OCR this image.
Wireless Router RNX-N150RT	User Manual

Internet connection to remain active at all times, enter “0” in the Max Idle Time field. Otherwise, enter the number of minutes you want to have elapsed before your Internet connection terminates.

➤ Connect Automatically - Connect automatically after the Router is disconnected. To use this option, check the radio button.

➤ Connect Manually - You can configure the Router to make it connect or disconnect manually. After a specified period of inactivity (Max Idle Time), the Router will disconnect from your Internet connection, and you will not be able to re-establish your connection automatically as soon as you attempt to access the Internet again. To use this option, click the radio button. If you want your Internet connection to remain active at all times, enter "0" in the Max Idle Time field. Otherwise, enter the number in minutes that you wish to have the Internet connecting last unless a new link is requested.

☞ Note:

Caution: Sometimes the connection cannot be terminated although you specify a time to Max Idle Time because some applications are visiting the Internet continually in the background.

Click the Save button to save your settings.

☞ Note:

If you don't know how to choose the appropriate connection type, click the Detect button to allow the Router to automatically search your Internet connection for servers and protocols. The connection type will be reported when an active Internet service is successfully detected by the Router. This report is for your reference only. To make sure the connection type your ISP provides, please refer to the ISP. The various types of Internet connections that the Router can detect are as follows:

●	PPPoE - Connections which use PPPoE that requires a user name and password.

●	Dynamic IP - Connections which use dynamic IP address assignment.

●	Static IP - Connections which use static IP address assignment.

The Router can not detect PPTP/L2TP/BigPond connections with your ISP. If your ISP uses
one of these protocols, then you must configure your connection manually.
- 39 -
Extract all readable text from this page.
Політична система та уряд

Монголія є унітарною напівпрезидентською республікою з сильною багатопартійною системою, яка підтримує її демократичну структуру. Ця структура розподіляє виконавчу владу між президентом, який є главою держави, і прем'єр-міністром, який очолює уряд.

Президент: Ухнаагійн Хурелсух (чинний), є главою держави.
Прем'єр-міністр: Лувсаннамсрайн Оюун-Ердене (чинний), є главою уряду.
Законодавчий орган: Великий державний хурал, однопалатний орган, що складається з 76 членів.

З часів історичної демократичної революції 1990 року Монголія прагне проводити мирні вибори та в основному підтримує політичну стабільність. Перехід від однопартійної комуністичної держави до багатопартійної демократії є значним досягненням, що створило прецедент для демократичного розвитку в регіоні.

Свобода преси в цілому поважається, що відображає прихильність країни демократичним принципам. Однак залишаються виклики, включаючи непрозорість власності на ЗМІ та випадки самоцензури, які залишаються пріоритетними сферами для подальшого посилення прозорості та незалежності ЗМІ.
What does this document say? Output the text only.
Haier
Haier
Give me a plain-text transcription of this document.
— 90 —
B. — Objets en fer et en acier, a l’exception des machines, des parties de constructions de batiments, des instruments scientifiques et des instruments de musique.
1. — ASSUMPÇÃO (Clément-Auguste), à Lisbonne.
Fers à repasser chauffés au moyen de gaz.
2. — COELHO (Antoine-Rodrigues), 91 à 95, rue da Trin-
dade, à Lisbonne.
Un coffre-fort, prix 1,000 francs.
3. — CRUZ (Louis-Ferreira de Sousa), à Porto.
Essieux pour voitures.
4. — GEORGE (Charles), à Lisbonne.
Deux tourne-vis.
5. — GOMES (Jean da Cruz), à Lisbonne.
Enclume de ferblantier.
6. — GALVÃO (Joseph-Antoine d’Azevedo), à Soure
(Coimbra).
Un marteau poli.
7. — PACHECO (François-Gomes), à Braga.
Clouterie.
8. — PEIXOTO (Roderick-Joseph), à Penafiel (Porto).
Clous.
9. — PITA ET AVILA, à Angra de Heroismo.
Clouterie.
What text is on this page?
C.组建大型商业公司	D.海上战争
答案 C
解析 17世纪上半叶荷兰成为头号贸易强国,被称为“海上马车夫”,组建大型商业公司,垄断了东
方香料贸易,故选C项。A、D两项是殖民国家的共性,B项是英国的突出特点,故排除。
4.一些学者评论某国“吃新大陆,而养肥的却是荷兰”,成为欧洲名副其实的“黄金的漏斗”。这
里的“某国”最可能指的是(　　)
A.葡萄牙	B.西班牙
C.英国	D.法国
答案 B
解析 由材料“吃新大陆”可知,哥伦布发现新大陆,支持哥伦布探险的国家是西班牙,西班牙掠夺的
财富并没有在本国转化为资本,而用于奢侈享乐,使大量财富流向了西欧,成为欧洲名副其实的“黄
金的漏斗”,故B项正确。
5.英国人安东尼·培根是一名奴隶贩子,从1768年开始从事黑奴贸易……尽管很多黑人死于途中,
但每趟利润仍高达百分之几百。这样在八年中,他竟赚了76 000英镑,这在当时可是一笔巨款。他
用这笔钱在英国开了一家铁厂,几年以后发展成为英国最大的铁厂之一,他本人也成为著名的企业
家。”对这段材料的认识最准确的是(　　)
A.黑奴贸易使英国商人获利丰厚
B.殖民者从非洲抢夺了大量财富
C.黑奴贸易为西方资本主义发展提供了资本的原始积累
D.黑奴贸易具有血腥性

What is needed -> Reproduce the data in its entirety, matching each character.

Answer to the problem ->
OCR this image.
Wireless Router RNX-N150RT	User Manual

Internet connection to remain active at all times, enter “0” in the Max Idle Time field. Otherwise, enter the number of minutes you want to have elapsed before your Internet connection terminates.

➤ Connect Automatically - Connect automatically after the Router is disconnected. To use this option, check the radio button.

➤ Connect Manually - You can configure the Router to make it connect or disconnect manually. After a specified period of inactivity (Max Idle Time), the Router will disconnect from your Internet connection, and you will not be able to re-establish your connection automatically as soon as you attempt to access the Internet again. To use this option, click the radio button. If you want your Internet connection to remain active at all times, enter "0" in the Max Idle Time field. Otherwise, enter the number in minutes that you wish to have the Internet connecting last unless a new link is requested.

☞ Note:

Caution: Sometimes the connection cannot be terminated although you specify a time to Max Idle Time because some applications are visiting the Internet continually in the background.

Click the Save button to save your settings.

☞ Note:

If you don't know how to choose the appropriate connection type, click the Detect button to allow the Router to automatically search your Internet connection for servers and protocols. The connection type will be reported when an active Internet service is successfully detected by the Router. This report is for your reference only. To make sure the connection type your ISP provides, please refer to the ISP. The various types of Internet connections that the Router can detect are as follows:

●	PPPoE - Connections which use PPPoE that requires a user name and password.

●	Dynamic IP - Connections which use dynamic IP address assignment.

●	Static IP - Connections which use static IP address assignment.

The Router can not detect PPTP/L2TP/BigPond connections with your ISP. If your ISP uses
one of these protocols, then you must configure your connection manually.
- 39 -
Extract all readable text from this page.
Політична система та уряд

Монголія є унітарною напівпрезидентською республікою з сильною багатопартійною системою, яка підтримує її демократичну структуру. Ця структура розподіляє виконавчу владу між президентом, який є главою держави, і прем'єр-міністром, який очолює уряд.

Президент: Ухнаагійн Хурелсух (чинний), є главою держави.
Прем'єр-міністр: Лувсаннамсрайн Оюун-Ердене (чинний), є главою уряду.
Законодавчий орган: Великий державний хурал, однопалатний орган, що складається з 76 членів.

З часів історичної демократичної революції 1990 року Монголія прагне проводити мирні вибори та в основному підтримує політичну стабільність. Перехід від однопартійної комуністичної держави до багатопартійної демократії є значним досягненням, що створило прецедент для демократичного розвитку в регіоні.

Свобода преси в цілому поважається, що відображає прихильність країни демократичним принципам. Однак залишаються виклики, включаючи непрозорість власності на ЗМІ та випадки самоцензури, які залишаються пріоритетними сферами для подальшого посилення прозорості та незалежності ЗМІ.
What does this document say? Output the text only.
Haier
Haier
Give me a plain-text transcription of this document.
— 90 —
B. — Objets en fer et en acier, a l’exception des machines, des parties de constructions de batiments, des instruments scientifiques et des instruments de musique.
1. — ASSUMPÇÃO (Clément-Auguste), à Lisbonne.
Fers à repasser chauffés au moyen de gaz.
2. — COELHO (Antoine-Rodrigues), 91 à 95, rue da Trin-
dade, à Lisbonne.
Un coffre-fort, prix 1,000 francs.
3. — CRUZ (Louis-Ferreira de Sousa), à Porto.
Essieux pour voitures.
4. — GEORGE (Charles), à Lisbonne.
Deux tourne-vis.
5. — GOMES (Jean da Cruz), à Lisbonne.
Enclume de ferblantier.
6. — GALVÃO (Joseph-Antoine d’Azevedo), à Soure
(Coimbra).
Un marteau poli.
7. — PACHECO (François-Gomes), à Braga.
Clouterie.
8. — PEIXOTO (Roderick-Joseph), à Penafiel (Porto).
Clous.
9. — PITA ET AVILA, à Angra de Heroismo.
Clouterie.
What text is on this page?
C.组建大型商业公司	D.海上战争
答案 C
解析 17世纪上半叶荷兰成为头号贸易强国,被称为“海上马车夫”,组建大型商业公司,垄断了东
方香料贸易,故选C项。A、D两项是殖民国家的共性,B项是英国的突出特点,故排除。
4.一些学者评论某国“吃新大陆,而养肥的却是荷兰”,成为欧洲名副其实的“黄金的漏斗”。这
里的“某国”最可能指的是(　　)
A.葡萄牙	B.西班牙
C.英国	D.法国
答案 B
解析 由材料“吃新大陆”可知,哥伦布发现新大陆,支持哥伦布探险的国家是西班牙,西班牙掠夺的
财富并没有在本国转化为资本,而用于奢侈享乐,使大量财富流向了西欧,成为欧洲名副其实的“黄
金的漏斗”,故B项正确。
5.英国人安东尼·培根是一名奴隶贩子,从1768年开始从事黑奴贸易……尽管很多黑人死于途中,
但每趟利润仍高达百分之几百。这样在八年中,他竟赚了76 000英镑,这在当时可是一笔巨款。他
用这笔钱在英国开了一家铁厂,几年以后发展成为英国最大的铁厂之一,他本人也成为著名的企业
家。”对这段材料的认识最准确的是(　　)
A.黑奴贸易使英国商人获利丰厚
B.殖民者从非洲抢夺了大量财富
C.黑奴贸易为西方资本主义发展提供了资本的原始积累
D.黑奴贸易具有血腥性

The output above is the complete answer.